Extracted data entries
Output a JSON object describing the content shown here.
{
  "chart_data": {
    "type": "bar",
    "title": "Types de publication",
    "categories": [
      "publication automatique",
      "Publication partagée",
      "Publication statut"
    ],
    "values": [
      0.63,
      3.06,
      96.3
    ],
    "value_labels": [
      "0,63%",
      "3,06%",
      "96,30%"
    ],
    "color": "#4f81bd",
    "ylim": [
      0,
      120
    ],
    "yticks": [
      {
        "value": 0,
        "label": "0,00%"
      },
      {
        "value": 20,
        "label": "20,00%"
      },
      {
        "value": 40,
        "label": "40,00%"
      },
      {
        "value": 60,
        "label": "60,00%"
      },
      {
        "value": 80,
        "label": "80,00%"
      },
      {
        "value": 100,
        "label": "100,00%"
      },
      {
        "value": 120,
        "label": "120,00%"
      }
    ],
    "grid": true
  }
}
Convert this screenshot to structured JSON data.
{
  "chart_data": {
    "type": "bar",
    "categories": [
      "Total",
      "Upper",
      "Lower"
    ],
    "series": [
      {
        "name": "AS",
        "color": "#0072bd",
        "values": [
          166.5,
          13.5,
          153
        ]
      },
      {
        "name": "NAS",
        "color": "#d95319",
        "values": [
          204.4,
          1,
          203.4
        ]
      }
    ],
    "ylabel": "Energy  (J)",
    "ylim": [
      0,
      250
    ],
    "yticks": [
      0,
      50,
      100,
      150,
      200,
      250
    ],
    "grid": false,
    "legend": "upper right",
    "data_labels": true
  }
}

▸ TASK TO CARRY OUT: Transcribe the material above word for word.

▸ SOLUTION TO THE PROBLEM:
Output a JSON object describing the content shown here.
{
  "chart_data": {
    "type": "bar",
    "title": "Types de publication",
    "categories": [
      "publication automatique",
      "Publication partagée",
      "Publication statut"
    ],
    "values": [
      0.63,
      3.06,
      96.3
    ],
    "value_labels": [
      "0,63%",
      "3,06%",
      "96,30%"
    ],
    "color": "#4f81bd",
    "ylim": [
      0,
      120
    ],
    "yticks": [
      {
        "value": 0,
        "label": "0,00%"
      },
      {
        "value": 20,
        "label": "20,00%"
      },
      {
        "value": 40,
        "label": "40,00%"
      },
      {
        "value": 60,
        "label": "60,00%"
      },
      {
        "value": 80,
        "label": "80,00%"
      },
      {
        "value": 100,
        "label": "100,00%"
      },
      {
        "value": 120,
        "label": "120,00%"
      }
    ],
    "grid": true
  }
}
Convert this screenshot to structured JSON data.
{
  "chart_data": {
    "type": "bar",
    "categories": [
      "Total",
      "Upper",
      "Lower"
    ],
    "series": [
      {
        "name": "AS",
        "color": "#0072bd",
        "values": [
          166.5,
          13.5,
          153
        ]
      },
      {
        "name": "NAS",
        "color": "#d95319",
        "values": [
          204.4,
          1,
          203.4
        ]
      }
    ],
    "ylabel": "Energy  (J)",
    "ylim": [
      0,
      250
    ],
    "yticks": [
      0,
      50,
      100,
      150,
      200,
      250
    ],
    "grid": false,
    "legend": "upper right",
    "data_labels": true
  }
}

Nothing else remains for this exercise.